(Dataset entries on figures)

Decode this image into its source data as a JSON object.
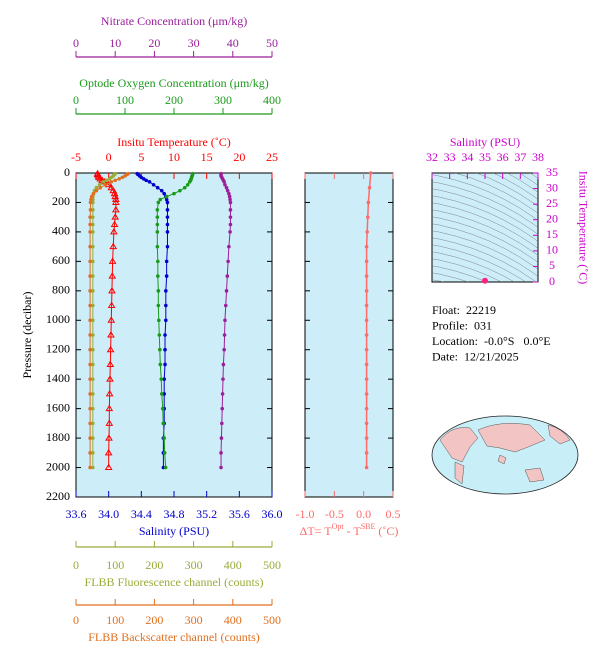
{
  "chart_data": [
    {
      "type": "line",
      "y_label": "Pressure (decibar)",
      "ylim": [
        2200,
        0
      ],
      "yticks": [
        0,
        200,
        400,
        600,
        800,
        1000,
        1200,
        1400,
        1600,
        1800,
        2000,
        2200
      ],
      "pressure": [
        5,
        10,
        20,
        30,
        40,
        50,
        60,
        80,
        100,
        120,
        140,
        160,
        180,
        200,
        250,
        300,
        350,
        400,
        500,
        600,
        700,
        800,
        900,
        1000,
        1100,
        1200,
        1300,
        1400,
        1500,
        1600,
        1700,
        1800,
        1900,
        2000
      ],
      "background": "#cdeef8",
      "series": [
        {
          "name": "Insitu Temperature (˚C)",
          "color": "#ff0000",
          "marker": "triangle",
          "xlim": [
            -5,
            25
          ],
          "xticks": [
            -5,
            0,
            5,
            10,
            15,
            20,
            25
          ],
          "values": [
            -1.7,
            -1.7,
            -1.6,
            -1.5,
            -1.3,
            -1.0,
            -0.6,
            0.0,
            0.4,
            0.7,
            0.9,
            1.0,
            1.1,
            1.1,
            1.1,
            1.0,
            0.9,
            0.8,
            0.7,
            0.6,
            0.55,
            0.5,
            0.45,
            0.4,
            0.35,
            0.3,
            0.25,
            0.2,
            0.15,
            0.1,
            0.1,
            0.05,
            0.0,
            0.0
          ]
        },
        {
          "name": "Salinity (PSU)",
          "color": "#0000cc",
          "marker": "circle",
          "xlim": [
            33.6,
            36.0
          ],
          "xticks": [
            33.6,
            {
              "value": 34,
              "label": "34.0"
            },
            34.4,
            34.8,
            35.2,
            35.6,
            {
              "value": 36,
              "label": "36.0"
            }
          ],
          "values": [
            34.35,
            34.36,
            34.38,
            34.4,
            34.43,
            34.46,
            34.5,
            34.55,
            34.6,
            34.65,
            34.68,
            34.7,
            34.71,
            34.72,
            34.72,
            34.72,
            34.72,
            34.72,
            34.72,
            34.71,
            34.71,
            34.7,
            34.7,
            34.7,
            34.69,
            34.69,
            34.69,
            34.68,
            34.68,
            34.68,
            34.68,
            34.67,
            34.67,
            34.67
          ]
        },
        {
          "name": "Optode Oxygen Concentration (μm/kg)",
          "color": "#1a9a1a",
          "marker": "circle",
          "xlim": [
            0,
            400
          ],
          "xticks": [
            0,
            100,
            200,
            300,
            400
          ],
          "values": [
            238,
            238,
            237,
            236,
            235,
            234,
            232,
            228,
            222,
            212,
            200,
            185,
            172,
            168,
            166,
            166,
            166,
            166,
            166,
            167,
            167,
            168,
            168,
            169,
            170,
            171,
            172,
            174,
            175,
            177,
            178,
            180,
            181,
            183
          ]
        },
        {
          "name": "Nitrate Concentration (μm/kg)",
          "color": "#9b1f9b",
          "marker": "circle",
          "xlim": [
            0,
            50
          ],
          "xticks": [
            0,
            10,
            20,
            30,
            40,
            50
          ],
          "values": [
            37,
            37,
            37,
            37.2,
            37.4,
            37.6,
            37.8,
            38,
            38.4,
            38.7,
            39,
            39.2,
            39.3,
            39.4,
            39.4,
            39.4,
            39.4,
            39.3,
            39,
            38.8,
            38.6,
            38.4,
            38.2,
            38,
            37.9,
            37.8,
            37.6,
            37.5,
            37.4,
            37.3,
            37.2,
            37.1,
            37.0,
            37.0
          ]
        },
        {
          "name": "FLBB Fluorescence channel (counts)",
          "color": "#9aab3a",
          "marker": "circle",
          "xlim": [
            0,
            500
          ],
          "xticks": [
            0,
            100,
            200,
            300,
            400,
            500
          ],
          "values": [
            100,
            98,
            95,
            90,
            85,
            78,
            70,
            60,
            52,
            47,
            44,
            43,
            43,
            43,
            43,
            43,
            43,
            43,
            43,
            43,
            43,
            43,
            43,
            43,
            43,
            43,
            43,
            43,
            43,
            43,
            43,
            43,
            43,
            43
          ]
        },
        {
          "name": "FLBB Backscatter channel (counts)",
          "color": "#e07020",
          "marker": "circle",
          "xlim": [
            0,
            500
          ],
          "xticks": [
            0,
            100,
            200,
            300,
            400,
            500
          ],
          "values": [
            133,
            130,
            125,
            118,
            110,
            100,
            90,
            75,
            62,
            52,
            45,
            40,
            38,
            37,
            37,
            36,
            36,
            36,
            36,
            36,
            36,
            36,
            36,
            36,
            36,
            36,
            36,
            36,
            36,
            36,
            36,
            36,
            36,
            36
          ]
        }
      ]
    },
    {
      "type": "line",
      "x_label": [
        "ΔT= T",
        "Opt",
        " - T",
        "SBE",
        " (˚C)"
      ],
      "color": "#ff6a6a",
      "background": "#cdeef8",
      "xlim": [
        -1,
        0.5
      ],
      "xticks": [
        {
          "value": -1,
          "label": "-1.0"
        },
        -0.5,
        {
          "value": 0,
          "label": "0.0"
        },
        0.5
      ],
      "ylim": [
        2200,
        0
      ],
      "yticks": [
        0,
        200,
        400,
        600,
        800,
        1000,
        1200,
        1400,
        1600,
        1800,
        2000,
        2200
      ],
      "y": [
        0,
        100,
        200,
        300,
        400,
        500,
        600,
        700,
        800,
        900,
        1000,
        1100,
        1200,
        1300,
        1400,
        1500,
        1600,
        1700,
        1800,
        1900,
        2000
      ],
      "values": [
        0.12,
        0.1,
        0.08,
        0.07,
        0.06,
        0.05,
        0.05,
        0.05,
        0.05,
        0.05,
        0.05,
        0.05,
        0.05,
        0.05,
        0.05,
        0.05,
        0.05,
        0.05,
        0.05,
        0.05,
        0.05
      ]
    },
    {
      "type": "scatter",
      "x_label": "Salinity (PSU)",
      "y_label": "Insitu Temperature (˚C)",
      "color": "#ff2080",
      "axis_color": "#cc00cc",
      "background": "#cdeef8",
      "xlim": [
        32,
        38
      ],
      "xticks": [
        32,
        33,
        34,
        35,
        36,
        37,
        38
      ],
      "ylim": [
        0,
        35
      ],
      "yticks": [
        0,
        5,
        10,
        15,
        20,
        25,
        30,
        35
      ],
      "x": [
        35
      ],
      "y": [
        0.4
      ]
    }
  ],
  "info": [
    "Float:  22219",
    "Profile:  031",
    "Location:  -0.0°S   0.0°E",
    "Date:  12/21/2025"
  ]
}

# WHAT IS BEING ASKED
Transcribe every line in the entries above, taking out only the images.

# FINAL RESULT
Decode this image into its source data as a JSON object.
{
  "chart_data": [
    {
      "type": "line",
      "y_label": "Pressure (decibar)",
      "ylim": [
        2200,
        0
      ],
      "yticks": [
        0,
        200,
        400,
        600,
        800,
        1000,
        1200,
        1400,
        1600,
        1800,
        2000,
        2200
      ],
      "pressure": [
        5,
        10,
        20,
        30,
        40,
        50,
        60,
        80,
        100,
        120,
        140,
        160,
        180,
        200,
        250,
        300,
        350,
        400,
        500,
        600,
        700,
        800,
        900,
        1000,
        1100,
        1200,
        1300,
        1400,
        1500,
        1600,
        1700,
        1800,
        1900,
        2000
      ],
      "background": "#cdeef8",
      "series": [
        {
          "name": "Insitu Temperature (˚C)",
          "color": "#ff0000",
          "marker": "triangle",
          "xlim": [
            -5,
            25
          ],
          "xticks": [
            -5,
            0,
            5,
            10,
            15,
            20,
            25
          ],
          "values": [
            -1.7,
            -1.7,
            -1.6,
            -1.5,
            -1.3,
            -1.0,
            -0.6,
            0.0,
            0.4,
            0.7,
            0.9,
            1.0,
            1.1,
            1.1,
            1.1,
            1.0,
            0.9,
            0.8,
            0.7,
            0.6,
            0.55,
            0.5,
            0.45,
            0.4,
            0.35,
            0.3,
            0.25,
            0.2,
            0.15,
            0.1,
            0.1,
            0.05,
            0.0,
            0.0
          ]
        },
        {
          "name": "Salinity (PSU)",
          "color": "#0000cc",
          "marker": "circle",
          "xlim": [
            33.6,
            36.0
          ],
          "xticks": [
            33.6,
            {
              "value": 34,
              "label": "34.0"
            },
            34.4,
            34.8,
            35.2,
            35.6,
            {
              "value": 36,
              "label": "36.0"
            }
          ],
          "values": [
            34.35,
            34.36,
            34.38,
            34.4,
            34.43,
            34.46,
            34.5,
            34.55,
            34.6,
            34.65,
            34.68,
            34.7,
            34.71,
            34.72,
            34.72,
            34.72,
            34.72,
            34.72,
            34.72,
            34.71,
            34.71,
            34.7,
            34.7,
            34.7,
            34.69,
            34.69,
            34.69,
            34.68,
            34.68,
            34.68,
            34.68,
            34.67,
            34.67,
            34.67
          ]
        },
        {
          "name": "Optode Oxygen Concentration (μm/kg)",
          "color": "#1a9a1a",
          "marker": "circle",
          "xlim": [
            0,
            400
          ],
          "xticks": [
            0,
            100,
            200,
            300,
            400
          ],
          "values": [
            238,
            238,
            237,
            236,
            235,
            234,
            232,
            228,
            222,
            212,
            200,
            185,
            172,
            168,
            166,
            166,
            166,
            166,
            166,
            167,
            167,
            168,
            168,
            169,
            170,
            171,
            172,
            174,
            175,
            177,
            178,
            180,
            181,
            183
          ]
        },
        {
          "name": "Nitrate Concentration (μm/kg)",
          "color": "#9b1f9b",
          "marker": "circle",
          "xlim": [
            0,
            50
          ],
          "xticks": [
            0,
            10,
            20,
            30,
            40,
            50
          ],
          "values": [
            37,
            37,
            37,
            37.2,
            37.4,
            37.6,
            37.8,
            38,
            38.4,
            38.7,
            39,
            39.2,
            39.3,
            39.4,
            39.4,
            39.4,
            39.4,
            39.3,
            39,
            38.8,
            38.6,
            38.4,
            38.2,
            38,
            37.9,
            37.8,
            37.6,
            37.5,
            37.4,
            37.3,
            37.2,
            37.1,
            37.0,
            37.0
          ]
        },
        {
          "name": "FLBB Fluorescence channel (counts)",
          "color": "#9aab3a",
          "marker": "circle",
          "xlim": [
            0,
            500
          ],
          "xticks": [
            0,
            100,
            200,
            300,
            400,
            500
          ],
          "values": [
            100,
            98,
            95,
            90,
            85,
            78,
            70,
            60,
            52,
            47,
            44,
            43,
            43,
            43,
            43,
            43,
            43,
            43,
            43,
            43,
            43,
            43,
            43,
            43,
            43,
            43,
            43,
            43,
            43,
            43,
            43,
            43,
            43,
            43
          ]
        },
        {
          "name": "FLBB Backscatter channel (counts)",
          "color": "#e07020",
          "marker": "circle",
          "xlim": [
            0,
            500
          ],
          "xticks": [
            0,
            100,
            200,
            300,
            400,
            500
          ],
          "values": [
            133,
            130,
            125,
            118,
            110,
            100,
            90,
            75,
            62,
            52,
            45,
            40,
            38,
            37,
            37,
            36,
            36,
            36,
            36,
            36,
            36,
            36,
            36,
            36,
            36,
            36,
            36,
            36,
            36,
            36,
            36,
            36,
            36,
            36
          ]
        }
      ]
    },
    {
      "type": "line",
      "x_label": [
        "ΔT= T",
        "Opt",
        " - T",
        "SBE",
        " (˚C)"
      ],
      "color": "#ff6a6a",
      "background": "#cdeef8",
      "xlim": [
        -1,
        0.5
      ],
      "xticks": [
        {
          "value": -1,
          "label": "-1.0"
        },
        -0.5,
        {
          "value": 0,
          "label": "0.0"
        },
        0.5
      ],
      "ylim": [
        2200,
        0
      ],
      "yticks": [
        0,
        200,
        400,
        600,
        800,
        1000,
        1200,
        1400,
        1600,
        1800,
        2000,
        2200
      ],
      "y": [
        0,
        100,
        200,
        300,
        400,
        500,
        600,
        700,
        800,
        900,
        1000,
        1100,
        1200,
        1300,
        1400,
        1500,
        1600,
        1700,
        1800,
        1900,
        2000
      ],
      "values": [
        0.12,
        0.1,
        0.08,
        0.07,
        0.06,
        0.05,
        0.05,
        0.05,
        0.05,
        0.05,
        0.05,
        0.05,
        0.05,
        0.05,
        0.05,
        0.05,
        0.05,
        0.05,
        0.05,
        0.05,
        0.05
      ]
    },
    {
      "type": "scatter",
      "x_label": "Salinity (PSU)",
      "y_label": "Insitu Temperature (˚C)",
      "color": "#ff2080",
      "axis_color": "#cc00cc",
      "background": "#cdeef8",
      "xlim": [
        32,
        38
      ],
      "xticks": [
        32,
        33,
        34,
        35,
        36,
        37,
        38
      ],
      "ylim": [
        0,
        35
      ],
      "yticks": [
        0,
        5,
        10,
        15,
        20,
        25,
        30,
        35
      ],
      "x": [
        35
      ],
      "y": [
        0.4
      ]
    }
  ],
  "info": [
    "Float:  22219",
    "Profile:  031",
    "Location:  -0.0°S   0.0°E",
    "Date:  12/21/2025"
  ]
}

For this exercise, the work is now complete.